***** GIVEN INFORMATION

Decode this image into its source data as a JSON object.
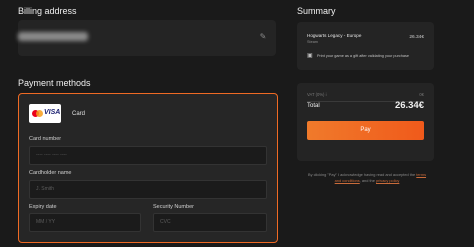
{
  "billing": {
    "title": "Billing address"
  },
  "payment": {
    "title": "Payment methods",
    "card_label": "Card",
    "card_brand_visa": "VISA",
    "fields": {
      "card_number_label": "Card number",
      "card_number_placeholder": "---- ---- ---- ----",
      "holder_label": "Cardholder name",
      "holder_placeholder": "J. Smith",
      "expiry_label": "Expiry date",
      "expiry_placeholder": "MM / YY",
      "security_label": "Security Number",
      "security_placeholder": "CVC"
    }
  },
  "summary": {
    "title": "Summary",
    "item": {
      "name": "Hogwarts Legacy - Europe",
      "store": "Steam",
      "price": "26.34€"
    },
    "gift_text": "Print your game as a gift after validating your purchase",
    "vat_label": "VAT (0%) i",
    "vat_value": "0€",
    "total_label": "Total",
    "total_value": "26.34€",
    "pay_label": "Pay",
    "legal_prefix": "By clicking \"Pay\" I acknowledge having read and accepted the",
    "legal_terms": "terms and conditions",
    "legal_and": ", and the",
    "legal_privacy": "privacy policy"
  },
  "colors": {
    "accent": "#ef6a24",
    "background": "#1a1a1a",
    "panel": "#242424"
  }
}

**********

• **EXERCISE BRIEF**
Gather, from the listing above, every line carrying the word "name".

• **RESPONSE FOR THIS EXERCISE**
      "holder_label": "Cardholder name",
      "name": "Hogwarts Legacy - Europe",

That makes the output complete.